## Written problem:
Reproduce the material below word for word, line by line, and omit the pictures from your answer.

## Items:

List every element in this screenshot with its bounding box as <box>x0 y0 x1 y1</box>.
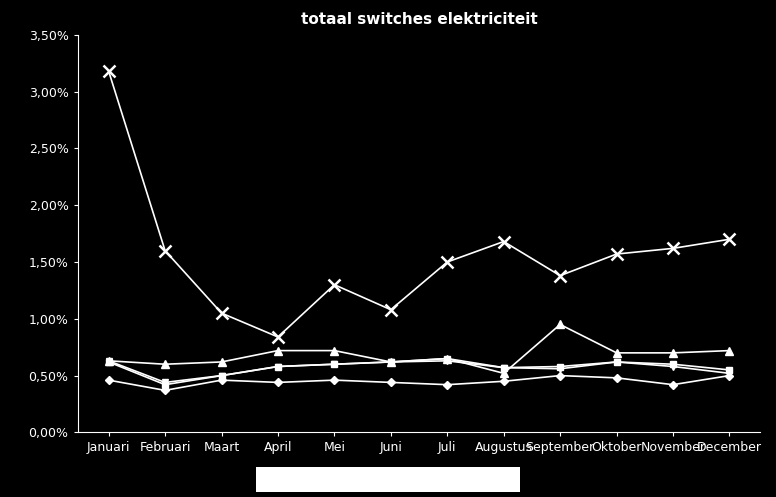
Title: totaal switches elektriciteit: totaal switches elektriciteit <box>300 11 538 27</box>
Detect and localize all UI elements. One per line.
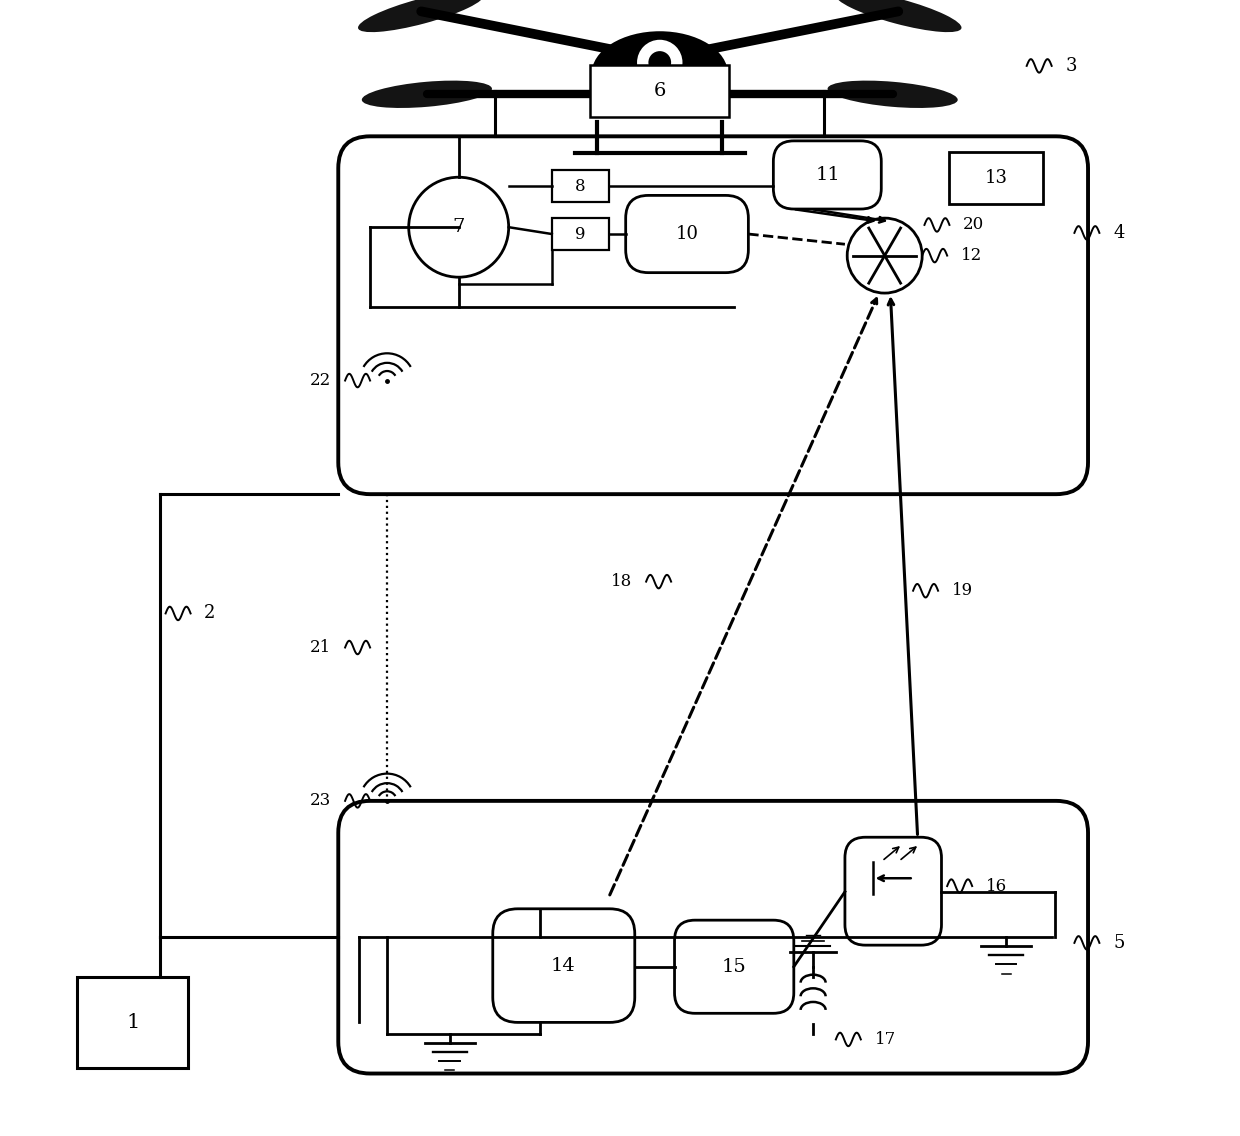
Circle shape (409, 177, 508, 277)
Text: 14: 14 (551, 957, 575, 975)
Text: 16: 16 (986, 878, 1007, 894)
Ellipse shape (827, 81, 957, 108)
Bar (552, 170, 609, 202)
Text: 17: 17 (874, 1031, 895, 1047)
Text: 9: 9 (575, 226, 585, 242)
Circle shape (649, 51, 671, 74)
Text: 12: 12 (961, 248, 982, 264)
Text: 23: 23 (310, 793, 331, 809)
Ellipse shape (358, 0, 485, 32)
Text: 8: 8 (575, 178, 585, 194)
Text: 21: 21 (310, 640, 331, 655)
FancyBboxPatch shape (626, 195, 749, 273)
Text: 4: 4 (1114, 224, 1125, 242)
Text: 19: 19 (952, 583, 973, 599)
Text: 2: 2 (205, 604, 216, 623)
Ellipse shape (362, 81, 492, 108)
Text: 5: 5 (1114, 934, 1125, 952)
Circle shape (847, 218, 923, 293)
Circle shape (637, 40, 682, 85)
FancyBboxPatch shape (339, 801, 1087, 1074)
Text: 22: 22 (310, 373, 331, 389)
Text: 7: 7 (453, 218, 465, 236)
Ellipse shape (591, 32, 728, 117)
Text: 18: 18 (611, 574, 632, 590)
Text: 15: 15 (722, 958, 746, 976)
FancyBboxPatch shape (339, 136, 1087, 494)
Bar (77, 977, 188, 1068)
Text: 1: 1 (126, 1013, 139, 1031)
Text: 11: 11 (816, 166, 841, 184)
Text: 20: 20 (963, 217, 985, 233)
FancyBboxPatch shape (844, 837, 941, 945)
Text: 3: 3 (1065, 57, 1076, 75)
Text: 6: 6 (653, 82, 666, 100)
FancyBboxPatch shape (675, 920, 794, 1013)
Bar (590, 65, 729, 117)
Bar (950, 152, 1043, 204)
Ellipse shape (836, 0, 961, 32)
FancyBboxPatch shape (492, 909, 635, 1022)
Text: 13: 13 (985, 169, 1008, 187)
Text: 10: 10 (676, 225, 698, 243)
Bar (552, 218, 609, 250)
FancyBboxPatch shape (774, 141, 882, 209)
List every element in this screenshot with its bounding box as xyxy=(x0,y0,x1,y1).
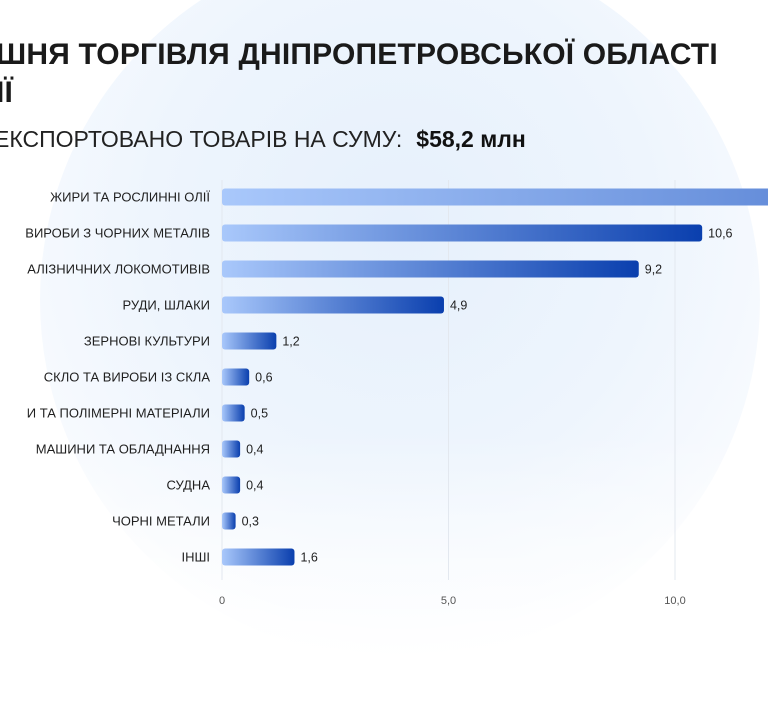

## Full answer:
List every element in this screenshot with its bounding box as <box>x0 y0 x1 y1</box>.
Title: totaal switches elektriciteit: totaal switches elektriciteit <box>300 11 538 27</box>
Detect and localize all UI elements. One per line.
Circle shape (409, 177, 508, 277)
Text: 14: 14 (551, 957, 575, 975)
Text: 16: 16 (986, 878, 1007, 894)
Ellipse shape (827, 81, 957, 108)
Bar (552, 170, 609, 202)
Text: 17: 17 (874, 1031, 895, 1047)
Text: 9: 9 (575, 226, 585, 242)
Circle shape (649, 51, 671, 74)
Text: 12: 12 (961, 248, 982, 264)
Text: 23: 23 (310, 793, 331, 809)
Ellipse shape (358, 0, 485, 32)
Text: 8: 8 (575, 178, 585, 194)
Text: 21: 21 (310, 640, 331, 655)
FancyBboxPatch shape (626, 195, 749, 273)
Text: 4: 4 (1114, 224, 1125, 242)
Text: 19: 19 (952, 583, 973, 599)
Text: 2: 2 (205, 604, 216, 623)
Ellipse shape (362, 81, 492, 108)
Text: 5: 5 (1114, 934, 1125, 952)
Circle shape (847, 218, 923, 293)
Circle shape (637, 40, 682, 85)
FancyBboxPatch shape (339, 801, 1087, 1074)
Text: 22: 22 (310, 373, 331, 389)
Text: 7: 7 (453, 218, 465, 236)
Ellipse shape (591, 32, 728, 117)
Text: 18: 18 (611, 574, 632, 590)
Text: 15: 15 (722, 958, 746, 976)
FancyBboxPatch shape (339, 136, 1087, 494)
Bar (77, 977, 188, 1068)
Text: 1: 1 (126, 1013, 139, 1031)
Text: 11: 11 (816, 166, 841, 184)
Text: 20: 20 (963, 217, 985, 233)
FancyBboxPatch shape (844, 837, 941, 945)
Text: 3: 3 (1065, 57, 1076, 75)
Text: 6: 6 (653, 82, 666, 100)
FancyBboxPatch shape (675, 920, 794, 1013)
Bar (590, 65, 729, 117)
Bar (950, 152, 1043, 204)
Ellipse shape (836, 0, 961, 32)
FancyBboxPatch shape (492, 909, 635, 1022)
Text: 13: 13 (985, 169, 1008, 187)
Text: 10: 10 (676, 225, 698, 243)
Bar (552, 218, 609, 250)
FancyBboxPatch shape (774, 141, 882, 209)
List every element in this screenshot with its bounding box as xyxy=(x0,y0,x1,y1).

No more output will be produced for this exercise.